Aim ::
Look through the material and copy each line holding "Социальные".

Data rows ::
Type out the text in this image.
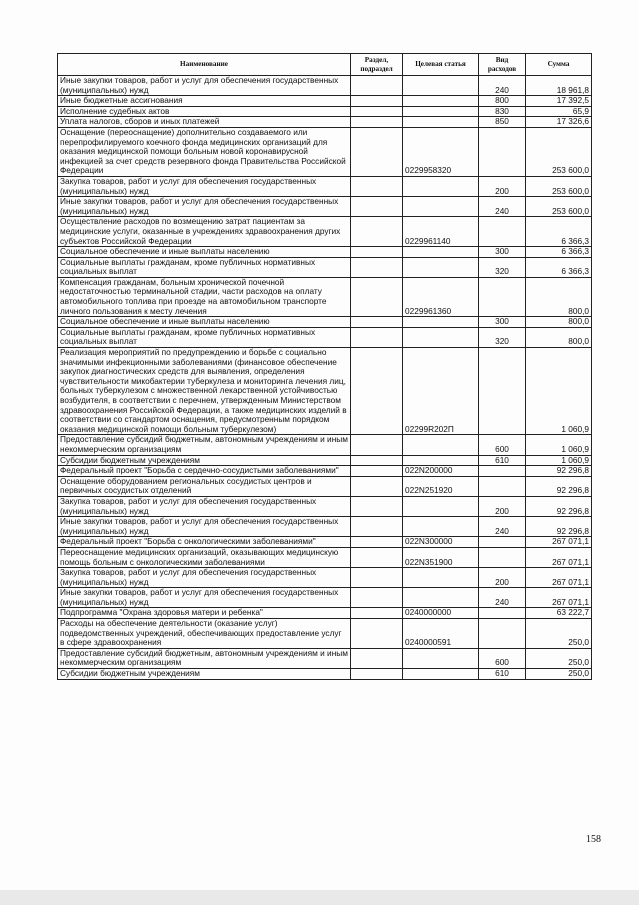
Наименование	Раздел, подраздел	Целевая статья	Вид расходов	Сумма
Иные закупки товаров, работ и услуг для обеспечения государственных (муниципальных) нужд			240	18 961,8
Иные бюджетные ассигнования			800	17 392,5
Исполнение судебных актов			830	65,9
Уплата налогов, сборов и иных платежей			850	17 326,6
Оснащение (переоснащение) дополнительно создаваемого или перепрофилируемого коечного фонда медицинских организаций для оказания медицинской помощи больным новой коронавирусной инфекцией за счет средств резервного фонда Правительства Российской Федерации		0229958320		253 600,0
Закупка товаров, работ и услуг для обеспечения государственных (муниципальных) нужд			200	253 600,0
Иные закупки товаров, работ и услуг для обеспечения государственных (муниципальных) нужд			240	253 600,0
Осуществление расходов по возмещению затрат пациентам за медицинские услуги, оказанные в учреждениях здравоохранения других субъектов Российской Федерации		0229961140		6 366,3
Социальное обеспечение и иные выплаты населению			300	6 366,3
Социальные выплаты гражданам, кроме публичных нормативных социальных выплат			320	6 366,3
Компенсация гражданам, больным хронической почечной недостаточностью терминальной стадии, части расходов на оплату автомобильного топлива при проезде на автомобильном транспорте личного пользования к месту лечения		0229961360		800,0
Социальное обеспечение и иные выплаты населению			300	800,0
Социальные выплаты гражданам, кроме публичных нормативных социальных выплат			320	800,0
Реализация мероприятий по предупреждению и борьбе с социально значимыми инфекционными заболеваниями (финансовое обеспечение закупок диагностических средств для выявления, определения чувствительности микобактерии туберкулеза и мониторинга лечения лиц, больных туберкулезом с множественной лекарственной устойчивостью возбудителя, в соответствии с перечнем, утвержденным Министерством здравоохранения Российской Федерации, а также медицинских изделий в соответствии со стандартом оснащения, предусмотренным порядком оказания медицинской помощи больным туберкулезом)		02299R202П		1 060,9
Предоставление субсидий бюджетным, автономным учреждениям и иным некоммерческим организациям			600	1 060,9
Субсидии бюджетным учреждениям			610	1 060,9
Федеральный проект "Борьба с сердечно-сосудистыми заболеваниями"		022N200000		92 296,8
Оснащение оборудованием региональных сосудистых центров и первичных сосудистых отделений		022N251920		92 296,8
Закупка товаров, работ и услуг для обеспечения государственных (муниципальных) нужд			200	92 296,8
Иные закупки товаров, работ и услуг для обеспечения государственных (муниципальных) нужд			240	92 296,8
Федеральный проект "Борьба с онкологическими заболеваниями"		022N300000		267 071,1
Переоснащение медицинских организаций, оказывающих медицинскую помощь больным с онкологическими заболеваниями		022N351900		267 071,1
Закупка товаров, работ и услуг для обеспечения государственных (муниципальных) нужд			200	267 071,1
Иные закупки товаров, работ и услуг для обеспечения государственных (муниципальных) нужд			240	267 071,1
Подпрограмма "Охрана здоровья матери и ребенка"		0240000000		63 222,7
Расходы на обеспечение деятельности (оказание услуг) подведомственных учреждений, обеспечивающих предоставление услуг в сфере здравоохранения		0240000591		250,0
Предоставление субсидий бюджетным, автономным учреждениям и иным некоммерческим организациям			600	250,0
Субсидии бюджетным учреждениям			610	250,0
158
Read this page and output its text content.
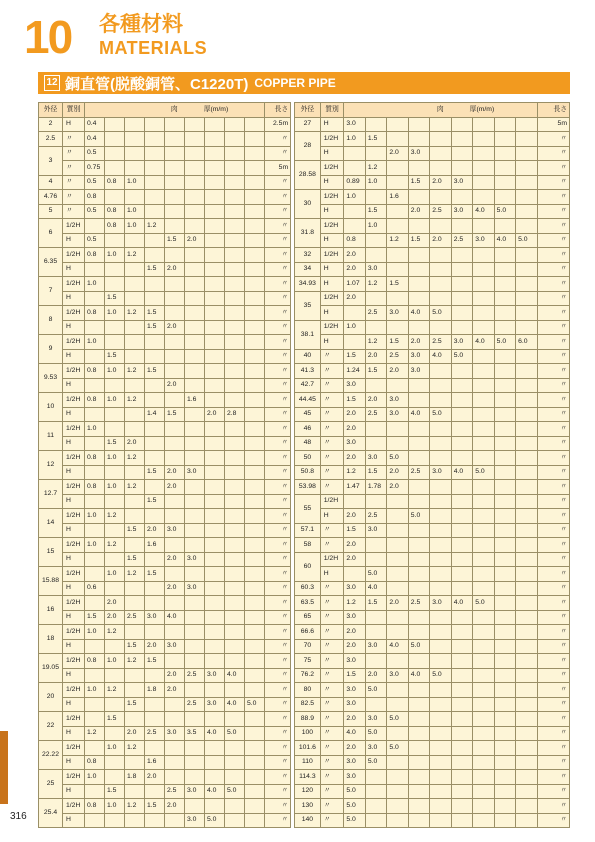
10 各種材料
MATERIALS
12 銅直管(脱酸銅管、C1220T) COPPER PIPE
外径	質別	肉 厚(m/m)									長さ
2	H	0.4									2.5m
2.5	〃	0.4									〃
3	〃	0.5									〃
	〃	0.75									5m
4	〃	0.5	0.8	1.0							〃
4.76	〃	0.8									〃
5	〃	0.5	0.8	1.0							〃
6	1/2H		0.8	1.0	1.2						〃
	H	0.5				1.5	2.0				〃
6.35	1/2H	0.8	1.0	1.2							〃
	H				1.5	2.0					〃
7	1/2H	1.0									〃
	H		1.5								〃
8	1/2H	0.8	1.0	1.2	1.5						〃
	H				1.5	2.0					〃
9	1/2H	1.0									〃
	H		1.5								〃
9.53	1/2H	0.8	1.0	1.2	1.5						〃
	H					2.0					〃
10	1/2H	0.8	1.0	1.2			1.6				〃
	H				1.4	1.5		2.0	2.8		〃
11	1/2H	1.0									〃
	H		1.5	2.0							〃
12	1/2H	0.8	1.0	1.2							〃
	H				1.5	2.0	3.0				〃
12.7	1/2H	0.8	1.0	1.2		2.0					〃
	H				1.5						〃
14	1/2H	1.0	1.2								〃
	H			1.5	2.0	3.0					〃
15	1/2H	1.0	1.2		1.6						〃
	H			1.5		2.0	3.0				〃
15.88	1/2H		1.0	1.2	1.5						〃
	H	0.6				2.0	3.0				〃
16	1/2H		2.0								〃
	H	1.5	2.0	2.5	3.0	4.0					〃
18	1/2H	1.0	1.2								〃
	H			1.5	2.0	3.0					〃
19.05	1/2H	0.8	1.0	1.2	1.5						〃
	H					2.0	2.5	3.0	4.0		〃
20	1/2H	1.0	1.2		1.8	2.0					〃
	H			1.5			2.5	3.0	4.0	5.0	〃
22	1/2H		1.5								〃
	H	1.2		2.0	2.5	3.0	3.5	4.0	5.0		〃
22.22	1/2H		1.0	1.2							〃
	H	0.8			1.6						〃
25	1/2H	1.0		1.8	2.0						〃
	H		1.5			2.5	3.0	4.0	5.0		〃
25.4	1/2H	0.8	1.0	1.2	1.5	2.0					〃
	H						3.0	5.0			〃
外径	質別	肉 厚(m/m)									長さ
27	H	3.0									5m
28	1/2H	1.0	1.5								〃
	H			2.0	3.0						〃
28.58	1/2H		1.2								〃
	H	0.89	1.0		1.5	2.0	3.0				〃
30	1/2H	1.0		1.6							〃
	H		1.5		2.0	2.5	3.0	4.0	5.0		〃
31.8	1/2H		1.0								〃
	H	0.8		1.2	1.5	2.0	2.5	3.0	4.0	5.0	〃
32	1/2H	2.0									〃
34	H	2.0	3.0								〃
34.93	H	1.07	1.2	1.5							〃
35	1/2H	2.0									〃
	H		2.5	3.0	4.0	5.0					〃
38.1	1/2H	1.0									〃
	H		1.2	1.5	2.0	2.5	3.0	4.0	5.0	6.0	〃
40	〃	1.5	2.0	2.5	3.0	4.0	5.0				〃
41.3	〃	1.24	1.5	2.0	3.0						〃
42.7	〃	3.0									〃
44.45	〃	1.5	2.0	3.0							〃
45	〃	2.0	2.5	3.0	4.0	5.0					〃
46	〃	2.0									〃
48	〃	3.0									〃
50	〃	2.0	3.0	5.0							〃
50.8	〃	1.2	1.5	2.0	2.5	3.0	4.0	5.0			〃
53.98	〃	1.47	1.78	2.0							〃
55	1/2H										〃
	H	2.0	2.5		5.0						〃
57.1	〃	1.5	3.0								〃
58	〃	2.0									〃
60	1/2H	2.0									〃
	H		5.0								〃
60.3	〃	3.0	4.0								〃
63.5	〃	1.2	1.5	2.0	2.5	3.0	4.0	5.0			〃
65	〃	3.0									〃
66.6	〃	2.0									〃
70	〃	2.0	3.0	4.0	5.0						〃
75	〃	3.0									〃
76.2	〃	1.5	2.0	3.0	4.0	5.0					〃
80	〃	3.0	5.0								〃
82.5	〃	3.0									〃
88.9	〃	2.0	3.0	5.0							〃
100	〃	4.0	5.0								〃
101.6	〃	2.0	3.0	5.0							〃
110	〃	3.0	5.0								〃
114.3	〃	3.0									〃
120	〃	5.0									〃
130	〃	5.0									〃
140	〃	5.0									〃
316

Solution to this task ::
Социальные выплаты гражданам, кроме публичных нормативных социальных выплат			320	6 366,3
Социальные выплаты гражданам, кроме публичных нормативных социальных выплат			320	800,0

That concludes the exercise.